• [PROMPT]: Copy out each line that mentions the word "selected".

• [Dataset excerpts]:
------------------------
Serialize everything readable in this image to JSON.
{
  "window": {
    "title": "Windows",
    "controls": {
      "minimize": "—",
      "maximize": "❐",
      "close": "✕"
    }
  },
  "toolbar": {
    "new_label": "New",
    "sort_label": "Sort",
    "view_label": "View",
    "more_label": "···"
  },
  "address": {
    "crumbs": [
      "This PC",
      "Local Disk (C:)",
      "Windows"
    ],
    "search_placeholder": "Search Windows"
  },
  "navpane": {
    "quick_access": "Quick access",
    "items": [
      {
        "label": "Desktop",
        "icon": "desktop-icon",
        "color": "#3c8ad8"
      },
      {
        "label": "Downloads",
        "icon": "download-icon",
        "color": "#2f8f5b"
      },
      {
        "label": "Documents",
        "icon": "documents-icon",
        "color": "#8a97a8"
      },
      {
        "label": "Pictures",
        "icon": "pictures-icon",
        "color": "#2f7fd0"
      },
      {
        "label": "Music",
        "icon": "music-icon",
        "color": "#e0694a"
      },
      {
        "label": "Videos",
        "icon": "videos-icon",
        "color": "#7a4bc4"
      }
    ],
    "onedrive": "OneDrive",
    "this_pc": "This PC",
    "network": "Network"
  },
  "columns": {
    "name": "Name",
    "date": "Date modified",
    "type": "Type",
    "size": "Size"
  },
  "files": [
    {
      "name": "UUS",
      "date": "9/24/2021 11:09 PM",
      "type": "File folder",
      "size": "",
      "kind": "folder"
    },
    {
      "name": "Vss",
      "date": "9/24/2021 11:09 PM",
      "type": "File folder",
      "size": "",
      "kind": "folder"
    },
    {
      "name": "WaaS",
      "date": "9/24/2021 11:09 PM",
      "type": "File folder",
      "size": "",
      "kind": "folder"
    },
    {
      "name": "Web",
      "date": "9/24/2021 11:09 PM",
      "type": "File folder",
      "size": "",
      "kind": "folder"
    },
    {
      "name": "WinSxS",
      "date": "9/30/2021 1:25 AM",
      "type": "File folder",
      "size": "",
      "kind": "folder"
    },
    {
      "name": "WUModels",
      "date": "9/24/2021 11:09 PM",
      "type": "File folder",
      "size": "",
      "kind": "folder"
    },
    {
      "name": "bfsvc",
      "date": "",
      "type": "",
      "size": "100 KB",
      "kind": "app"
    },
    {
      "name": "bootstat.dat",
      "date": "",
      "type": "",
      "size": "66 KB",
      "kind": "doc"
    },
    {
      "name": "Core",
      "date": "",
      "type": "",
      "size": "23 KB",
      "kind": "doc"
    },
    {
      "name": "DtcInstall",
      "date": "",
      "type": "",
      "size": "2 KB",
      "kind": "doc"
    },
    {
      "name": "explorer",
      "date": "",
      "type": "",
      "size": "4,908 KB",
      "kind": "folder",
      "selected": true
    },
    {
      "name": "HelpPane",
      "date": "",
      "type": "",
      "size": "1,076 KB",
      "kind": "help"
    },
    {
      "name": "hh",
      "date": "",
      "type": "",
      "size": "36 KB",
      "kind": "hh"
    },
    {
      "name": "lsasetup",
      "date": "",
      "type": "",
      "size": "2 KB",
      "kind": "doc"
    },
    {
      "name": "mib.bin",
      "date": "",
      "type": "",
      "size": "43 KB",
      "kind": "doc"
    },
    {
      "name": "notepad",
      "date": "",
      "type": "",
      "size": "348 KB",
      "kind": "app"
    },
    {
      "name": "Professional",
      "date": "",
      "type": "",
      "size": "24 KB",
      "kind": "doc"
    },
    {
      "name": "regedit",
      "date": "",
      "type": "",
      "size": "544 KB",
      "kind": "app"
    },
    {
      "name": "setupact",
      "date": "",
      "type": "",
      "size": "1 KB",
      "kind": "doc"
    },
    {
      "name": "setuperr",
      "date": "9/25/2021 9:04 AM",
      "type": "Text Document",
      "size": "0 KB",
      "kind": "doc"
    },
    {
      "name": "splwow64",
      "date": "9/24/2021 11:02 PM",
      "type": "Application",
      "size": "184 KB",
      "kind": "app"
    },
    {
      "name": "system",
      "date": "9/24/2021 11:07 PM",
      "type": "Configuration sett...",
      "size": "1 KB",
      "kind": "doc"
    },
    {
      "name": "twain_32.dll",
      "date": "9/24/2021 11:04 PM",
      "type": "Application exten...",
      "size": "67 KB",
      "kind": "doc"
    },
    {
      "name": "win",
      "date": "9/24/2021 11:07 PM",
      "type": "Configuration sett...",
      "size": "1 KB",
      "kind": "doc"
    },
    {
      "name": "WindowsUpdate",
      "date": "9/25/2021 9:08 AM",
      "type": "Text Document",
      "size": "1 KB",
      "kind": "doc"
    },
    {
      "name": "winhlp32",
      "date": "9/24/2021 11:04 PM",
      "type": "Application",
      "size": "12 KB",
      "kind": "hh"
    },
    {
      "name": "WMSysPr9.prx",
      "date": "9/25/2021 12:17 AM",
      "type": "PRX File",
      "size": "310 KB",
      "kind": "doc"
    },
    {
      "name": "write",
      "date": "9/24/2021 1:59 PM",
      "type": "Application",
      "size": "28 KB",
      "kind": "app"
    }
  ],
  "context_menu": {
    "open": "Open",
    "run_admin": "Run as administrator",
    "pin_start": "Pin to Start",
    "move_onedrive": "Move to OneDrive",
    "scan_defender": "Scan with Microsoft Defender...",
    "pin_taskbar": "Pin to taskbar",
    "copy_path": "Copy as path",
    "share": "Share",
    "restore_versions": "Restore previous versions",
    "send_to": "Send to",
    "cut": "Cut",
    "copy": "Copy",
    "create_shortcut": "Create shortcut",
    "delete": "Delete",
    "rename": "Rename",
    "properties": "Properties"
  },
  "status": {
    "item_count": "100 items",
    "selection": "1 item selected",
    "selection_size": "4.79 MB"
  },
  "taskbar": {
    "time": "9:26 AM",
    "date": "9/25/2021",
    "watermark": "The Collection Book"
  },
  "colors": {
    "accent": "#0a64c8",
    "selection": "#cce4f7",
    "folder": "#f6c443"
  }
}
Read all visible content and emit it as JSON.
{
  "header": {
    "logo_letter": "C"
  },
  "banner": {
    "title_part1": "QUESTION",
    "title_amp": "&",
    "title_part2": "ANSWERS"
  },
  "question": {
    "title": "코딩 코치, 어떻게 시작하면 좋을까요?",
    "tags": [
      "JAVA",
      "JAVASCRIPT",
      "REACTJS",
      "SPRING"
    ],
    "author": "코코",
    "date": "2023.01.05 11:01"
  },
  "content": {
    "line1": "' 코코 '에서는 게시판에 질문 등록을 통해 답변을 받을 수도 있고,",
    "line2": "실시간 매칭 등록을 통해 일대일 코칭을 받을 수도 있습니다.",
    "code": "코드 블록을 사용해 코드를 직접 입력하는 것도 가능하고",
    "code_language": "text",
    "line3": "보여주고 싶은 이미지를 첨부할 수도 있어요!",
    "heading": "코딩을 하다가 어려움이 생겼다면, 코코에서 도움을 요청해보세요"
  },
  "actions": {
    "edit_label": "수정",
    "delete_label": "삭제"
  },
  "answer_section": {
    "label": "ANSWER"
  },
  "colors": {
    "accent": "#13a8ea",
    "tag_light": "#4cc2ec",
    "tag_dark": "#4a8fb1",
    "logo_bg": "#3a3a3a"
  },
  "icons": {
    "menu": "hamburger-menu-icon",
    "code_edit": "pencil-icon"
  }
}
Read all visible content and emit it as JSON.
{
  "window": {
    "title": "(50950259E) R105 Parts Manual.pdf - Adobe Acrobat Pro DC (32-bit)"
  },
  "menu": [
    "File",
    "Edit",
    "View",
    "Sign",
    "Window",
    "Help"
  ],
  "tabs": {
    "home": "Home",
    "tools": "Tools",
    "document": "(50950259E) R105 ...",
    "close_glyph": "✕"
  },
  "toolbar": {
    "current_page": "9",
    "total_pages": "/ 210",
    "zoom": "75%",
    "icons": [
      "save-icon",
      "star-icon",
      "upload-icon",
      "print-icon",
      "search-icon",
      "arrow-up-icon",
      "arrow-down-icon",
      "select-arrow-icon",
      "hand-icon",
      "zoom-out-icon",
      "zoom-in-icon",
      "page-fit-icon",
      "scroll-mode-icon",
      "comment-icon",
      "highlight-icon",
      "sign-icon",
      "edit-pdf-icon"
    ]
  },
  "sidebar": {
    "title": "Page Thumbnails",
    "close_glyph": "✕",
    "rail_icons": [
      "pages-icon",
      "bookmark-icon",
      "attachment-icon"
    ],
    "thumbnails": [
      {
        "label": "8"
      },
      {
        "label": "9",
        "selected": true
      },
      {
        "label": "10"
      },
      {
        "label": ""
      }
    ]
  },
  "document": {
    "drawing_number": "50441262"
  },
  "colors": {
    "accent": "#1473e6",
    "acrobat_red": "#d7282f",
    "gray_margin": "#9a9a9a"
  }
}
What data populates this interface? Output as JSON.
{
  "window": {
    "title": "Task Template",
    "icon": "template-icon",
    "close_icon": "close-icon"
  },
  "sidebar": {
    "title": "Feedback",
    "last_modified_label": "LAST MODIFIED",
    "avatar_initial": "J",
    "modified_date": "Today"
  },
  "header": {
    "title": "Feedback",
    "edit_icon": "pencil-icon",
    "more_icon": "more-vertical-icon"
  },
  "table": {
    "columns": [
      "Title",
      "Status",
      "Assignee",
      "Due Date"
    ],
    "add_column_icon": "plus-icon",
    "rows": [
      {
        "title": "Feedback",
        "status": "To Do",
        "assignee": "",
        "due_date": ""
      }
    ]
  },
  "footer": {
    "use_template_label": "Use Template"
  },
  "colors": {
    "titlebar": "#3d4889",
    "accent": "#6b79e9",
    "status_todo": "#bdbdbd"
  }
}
------------------------
• [ANSWER TO THE EXERCISE]:
      "selected": true
    "selection": "1 item selected",
        "selected": true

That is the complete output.